▸ **Given data**:
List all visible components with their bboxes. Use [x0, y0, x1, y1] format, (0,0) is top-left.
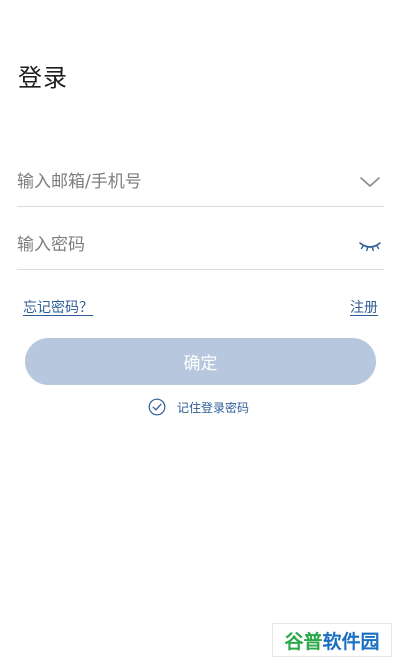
forgot-password-link[interactable]: 忘记密码？	[23, 297, 93, 317]
password-field	[17, 223, 384, 270]
watermark-text-1: 谷普	[284, 630, 323, 653]
eye-closed-icon[interactable]	[358, 233, 382, 257]
register-link[interactable]: 注册	[350, 297, 378, 317]
check-circle-icon	[148, 398, 166, 416]
account-input[interactable]	[17, 160, 337, 204]
remember-password-label: 记住登录密码	[177, 400, 250, 415]
confirm-button[interactable]: 确定	[25, 338, 376, 385]
remember-password-toggle[interactable]: 记住登录密码	[148, 397, 249, 417]
password-input[interactable]	[17, 223, 337, 267]
account-field	[17, 160, 384, 207]
watermark-logo: 谷普 软件园	[272, 623, 392, 657]
chevron-down-icon[interactable]	[358, 170, 382, 194]
page-title: 登录	[18, 64, 68, 92]
watermark-text-2: 软件园	[322, 630, 380, 653]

▸ **What is required**: Reproduce every line of the entries above verbatim, leaving out the picture.

▸ **Result of the task**:
List all visible components with their bboxes. Use [x0, y0, x1, y1] format, (0,0) is top-left.
forgot-password-link[interactable]: 忘记密码？	[23, 297, 93, 317]
password-field	[17, 223, 384, 270]
watermark-text-1: 谷普	[284, 630, 323, 653]
eye-closed-icon[interactable]	[358, 233, 382, 257]
register-link[interactable]: 注册	[350, 297, 378, 317]
check-circle-icon	[148, 398, 166, 416]
account-input[interactable]	[17, 160, 337, 204]
remember-password-label: 记住登录密码	[177, 400, 250, 415]
confirm-button[interactable]: 确定	[25, 338, 376, 385]
remember-password-toggle[interactable]: 记住登录密码	[148, 397, 249, 417]
password-input[interactable]	[17, 223, 337, 267]
account-field	[17, 160, 384, 207]
watermark-logo: 谷普 软件园	[272, 623, 392, 657]
chevron-down-icon[interactable]	[358, 170, 382, 194]
page-title: 登录	[18, 64, 68, 92]
watermark-text-2: 软件园	[322, 630, 380, 653]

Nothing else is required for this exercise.